EXERCISE GOAL: Convert the stretch of entries below, from the line containing "- panel: after" through the line containing "- chart: after revenue: 0.80: [2252, 935, 2280, 951]", into a Markdown table with the columns Row and Entry. Number each row, put each line in the Entry column, and leave out any blank lines.

** Start of DATA FOR THE TASK **

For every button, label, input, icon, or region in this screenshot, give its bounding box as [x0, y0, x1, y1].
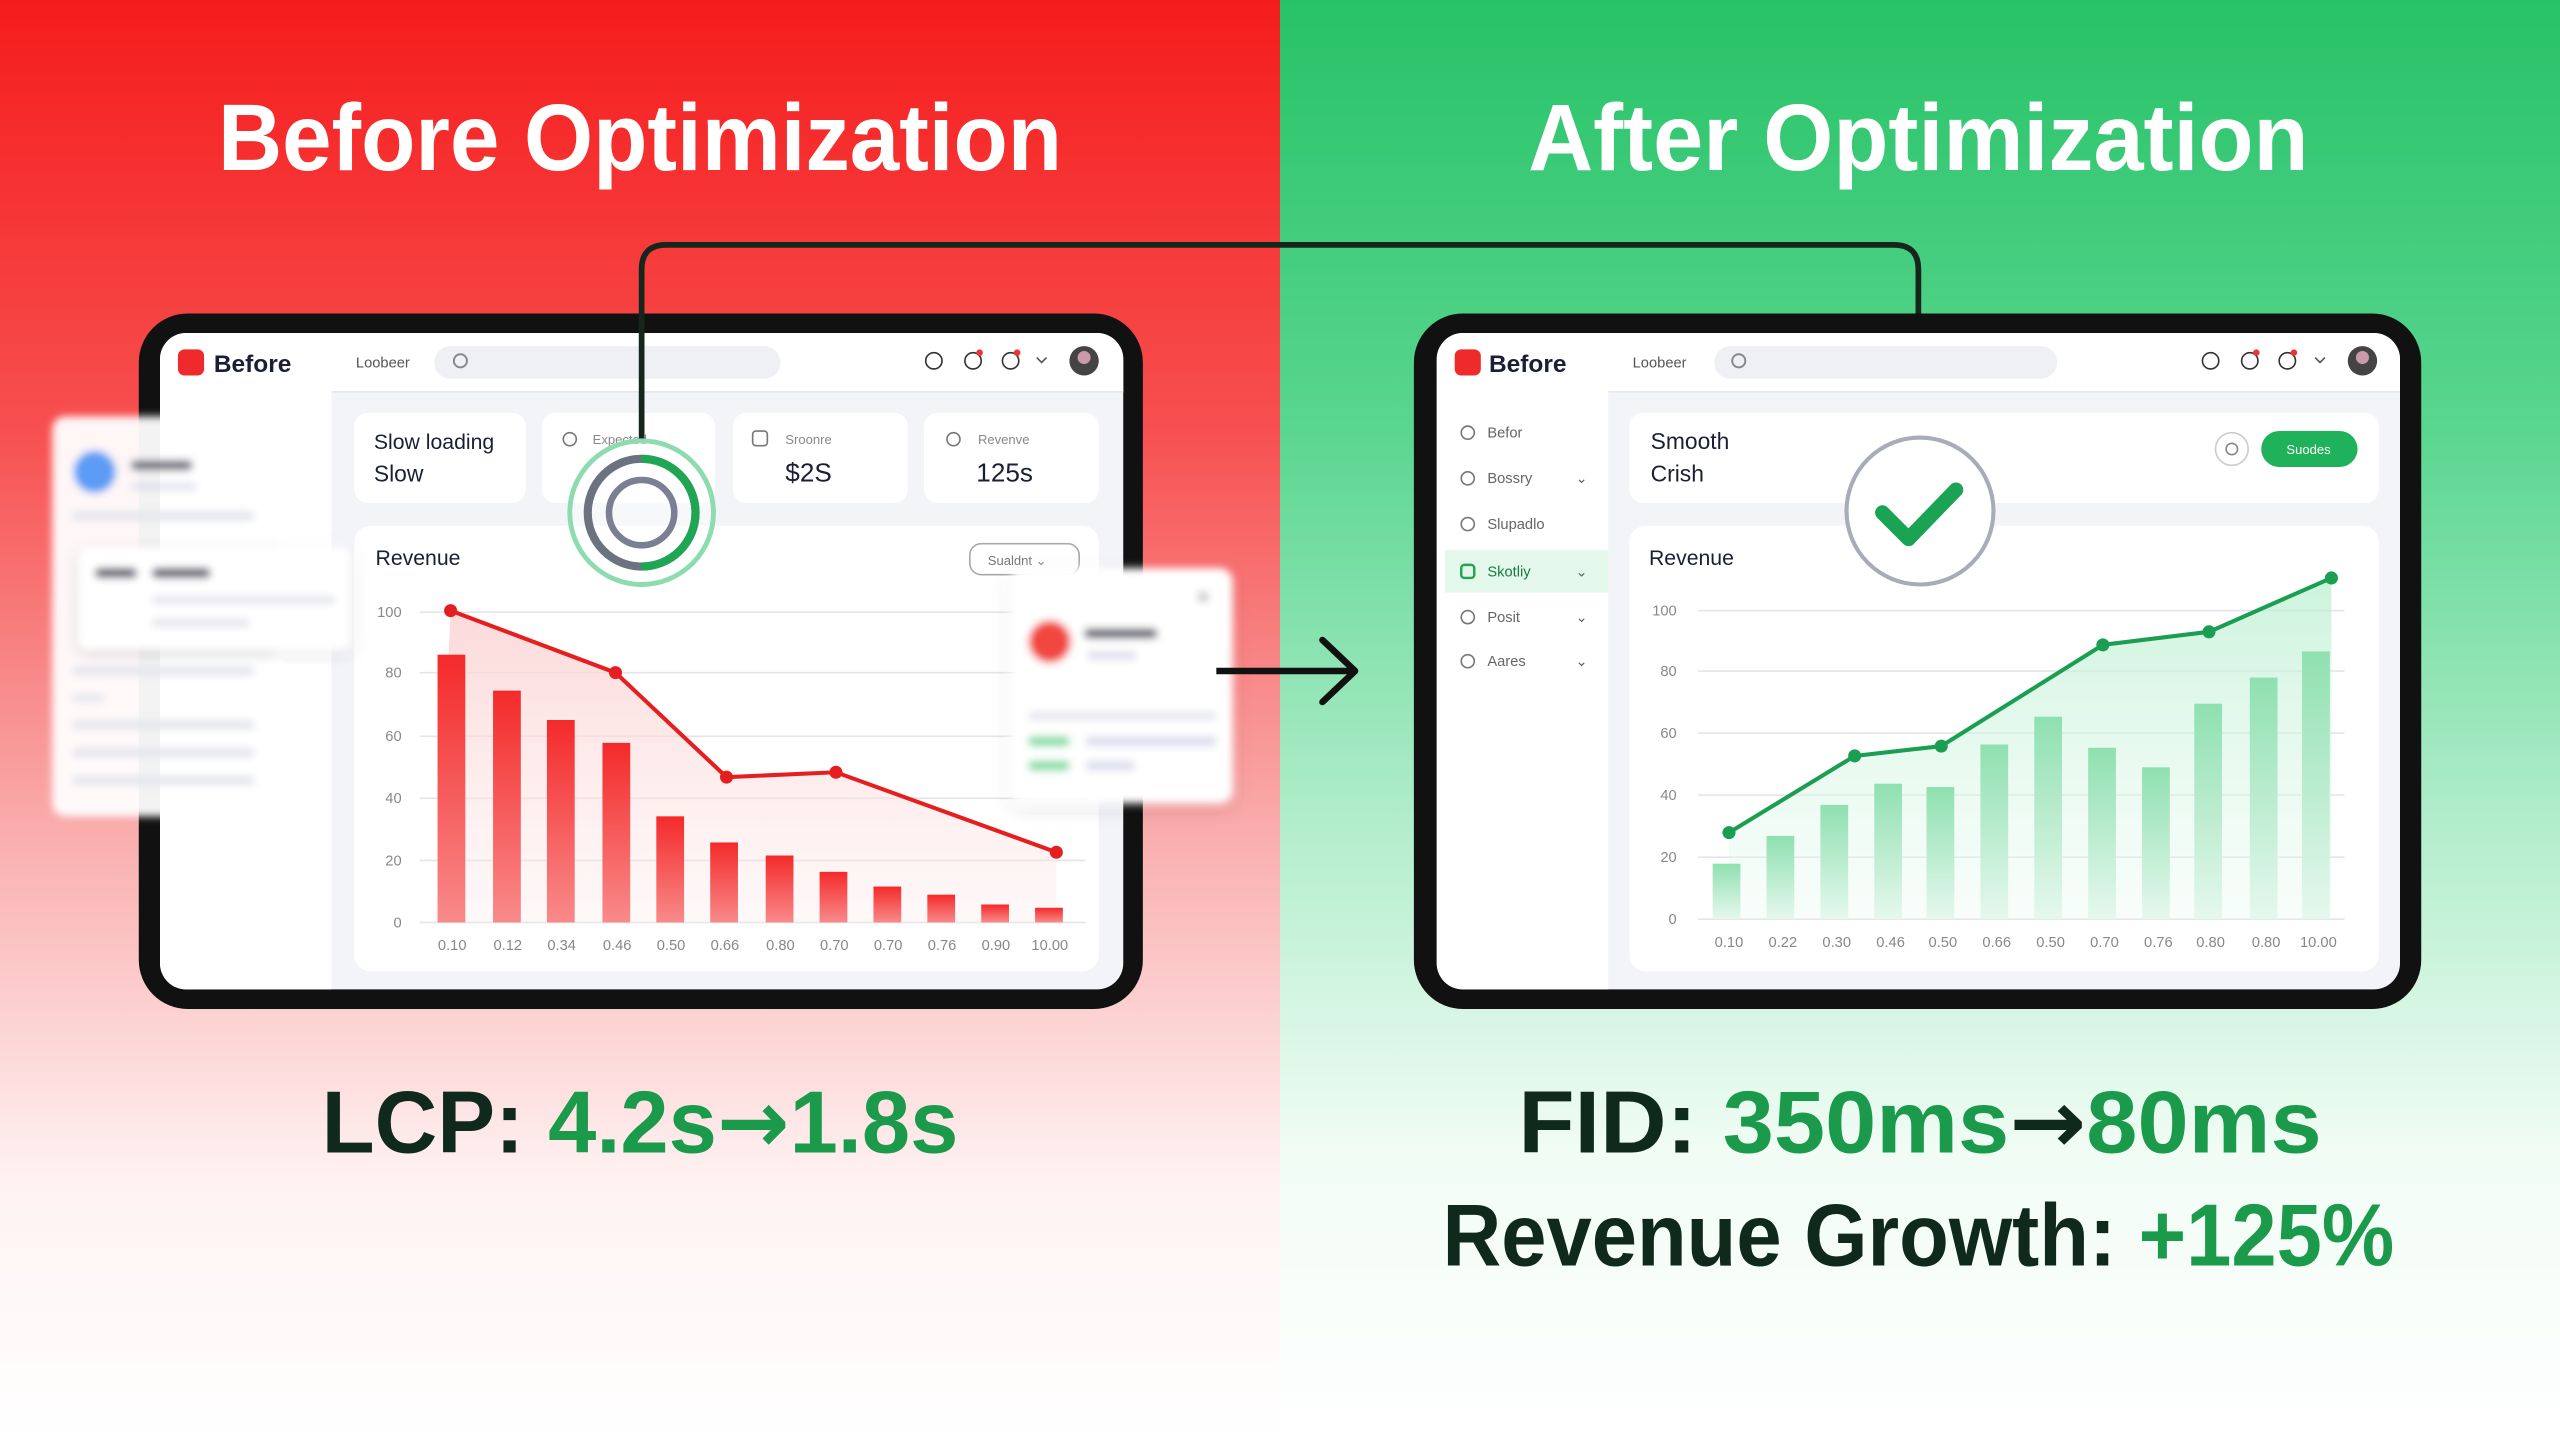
- panel: after tablet: [1414, 313, 2421, 1009]
- header: [1633, 346, 2377, 379]
- sidebar nav: Aares: [1487, 654, 1526, 670]
- chart: after revenue: 0.10: [1715, 935, 1743, 951]
- header: Loobeer: [356, 355, 410, 371]
- metric: revenue growth: Revenue Growth: +125%: [1442, 1185, 2394, 1284]
- chart: before revenue: 0.70: [874, 938, 902, 954]
- chart: after revenue: 0.76: [2144, 935, 2173, 951]
- title: after: After Optimization: [1528, 85, 2309, 191]
- background: left red: [0, 0, 1280, 1440]
- stat cards: $2S: [785, 458, 832, 488]
- chart: before revenue: 0.50: [657, 938, 685, 954]
- chart: after revenue: 0.70: [2090, 935, 2119, 951]
- card: smooth: [1629, 413, 2379, 503]
- chart: before revenue: 40: [385, 791, 402, 807]
- sidebar nav: Skotliy: [1487, 564, 1531, 580]
- blurred popup right: [1011, 568, 1233, 803]
- chart: after revenue: 0.80: [2252, 935, 2280, 951]
- metric: FID: FID: 350ms→80ms: [1518, 1071, 2322, 1174]
- chart: before revenue: 100: [377, 605, 402, 621]
- chart: before revenue: 0.12: [493, 938, 522, 954]
- chart: before revenue: 0.66: [711, 938, 739, 954]
- chart: before revenue: 0.46: [603, 938, 631, 954]
- sidebar nav: ⌄: [1576, 471, 1588, 487]
- sidebar nav: ⌄: [1576, 610, 1588, 626]
- chart: after revenue: 0.66: [1982, 935, 2011, 951]
- sidebar nav: ⌄: [1576, 564, 1588, 580]
- sidebar nav: Slupadlo: [1487, 517, 1545, 533]
- chart: after revenue: 60: [1660, 726, 1677, 742]
- chart: after revenue: 20: [1660, 850, 1677, 866]
- stat cards: Revenve: [978, 432, 1029, 447]
- chart: before revenue: Revenue: [376, 547, 460, 570]
- chart: before revenue: 0.76: [928, 938, 956, 954]
- chart: before revenue: 0.90: [982, 938, 1010, 954]
- chart: before revenue: 20: [385, 853, 402, 869]
- sidebar nav: Posit: [1487, 610, 1520, 626]
- chart: before revenue: 60: [385, 729, 402, 745]
- stat cards: Sroonre: [785, 432, 832, 447]
- card: smooth: Smooth: [1651, 428, 1729, 454]
- chart: before revenue: Sualdnt ⌄: [988, 553, 1047, 568]
- card: smooth: Suodes: [2286, 442, 2331, 457]
- chart: before revenue: 80: [385, 666, 402, 682]
- card: smooth: Crish: [1651, 461, 1704, 487]
- logo: [1455, 349, 1566, 378]
- chart: after revenue: Revenue: [1649, 547, 1734, 570]
- header: Loobeer: [1633, 355, 1687, 371]
- logo: Before: [1489, 351, 1566, 378]
- header: [356, 346, 1099, 379]
- stat cards: Slow: [374, 461, 424, 487]
- chart: after revenue: 0.50: [2036, 935, 2065, 951]
- chart: before revenue: 0.70: [820, 938, 849, 954]
- chart: before revenue: [354, 526, 1099, 971]
- chart: before revenue: 0.10: [438, 938, 467, 954]
- chart: before revenue: 0: [393, 915, 402, 931]
- chart: after revenue: 0: [1669, 912, 1677, 928]
- chart: after revenue: 0.30: [1822, 935, 1851, 951]
- blurred side panel left: [52, 416, 351, 816]
- arrow: [1216, 640, 1355, 702]
- blurred popup right: ✕: [1195, 587, 1212, 609]
- chart: after revenue: 0.46: [1876, 935, 1905, 951]
- chart: after revenue: 0.80: [2196, 935, 2225, 951]
- chart: after revenue: 0.22: [1769, 935, 1797, 951]
- logo: [178, 349, 291, 378]
- chart: after revenue: 0.50: [1929, 935, 1957, 951]
- chart: after revenue: 100: [1652, 604, 1677, 620]
- chart: after revenue: 80: [1660, 664, 1677, 680]
- logo: Before: [214, 351, 291, 378]
- chart: before revenue: 10.00: [1031, 938, 1068, 954]
- chart: before revenue: 0.34: [547, 938, 576, 954]
- stat cards: Expected: [593, 432, 647, 447]
- connector line: [642, 245, 1918, 441]
- sidebar nav: ⌄: [1576, 654, 1588, 670]
- sidebar nav: Befor: [1487, 426, 1523, 442]
- icon: check circle: [1847, 438, 1993, 584]
- title: before: Before Optimization: [218, 85, 1062, 191]
- stat cards: [354, 413, 1099, 503]
- sidebar nav: [1445, 426, 1608, 670]
- sidebar nav: Bossry: [1487, 471, 1533, 487]
- chart: after revenue: 10.00: [2300, 935, 2337, 951]
- chart: after revenue: 40: [1660, 788, 1677, 804]
- stat cards: Slow loading: [374, 431, 494, 454]
- metric: LCP: LCP: 4.2s→1.8s: [322, 1071, 958, 1174]
- chart: after revenue: [1629, 526, 2379, 971]
- chart: before revenue: 0.80: [766, 938, 795, 954]
- panel: before tablet: [139, 313, 1143, 1009]
- icon: loading ring: [570, 441, 713, 584]
- background: right green: [1280, 0, 2560, 1440]
- stat cards: 125s: [976, 458, 1033, 488]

** End of DATA FOR THE TASK **

CORRECT OUTPUT:
| Row | Entry |
|---|---|
| 1 | - panel: after tablet: [1414, 313, 2421, 1009] |
| 2 | - header: [1633, 346, 2377, 379] |
| 3 | - sidebar nav: Aares: [1487, 654, 1526, 670] |
| 4 | - chart: after revenue: 0.10: [1715, 935, 1743, 951] |
| 5 | - header: Loobeer: [356, 355, 410, 371] |
| 6 | - metric: revenue growth: Revenue Growth: +125%: [1442, 1185, 2394, 1284] |
| 7 | - chart: before revenue: 0.70: [874, 938, 902, 954] |
| 8 | - chart: after revenue: 0.76: [2144, 935, 2173, 951] |
| 9 | - title: after: After Optimization: [1528, 85, 2309, 191] |
| 10 | - background: left red: [0, 0, 1280, 1440] |
| 11 | - stat cards: $2S: [785, 458, 832, 488] |
| 12 | - chart: before revenue: 0.50: [657, 938, 685, 954] |
| 13 | - chart: after revenue: 0.70: [2090, 935, 2119, 951] |
| 14 | - card: smooth: [1629, 413, 2379, 503] |
| 15 | - chart: before revenue: 40: [385, 791, 402, 807] |
| 16 | - sidebar nav: Skotliy: [1487, 564, 1531, 580] |
| 17 | - blurred popup right: [1011, 568, 1233, 803] |
| 18 | - chart: after revenue: 0.80: [2252, 935, 2280, 951] |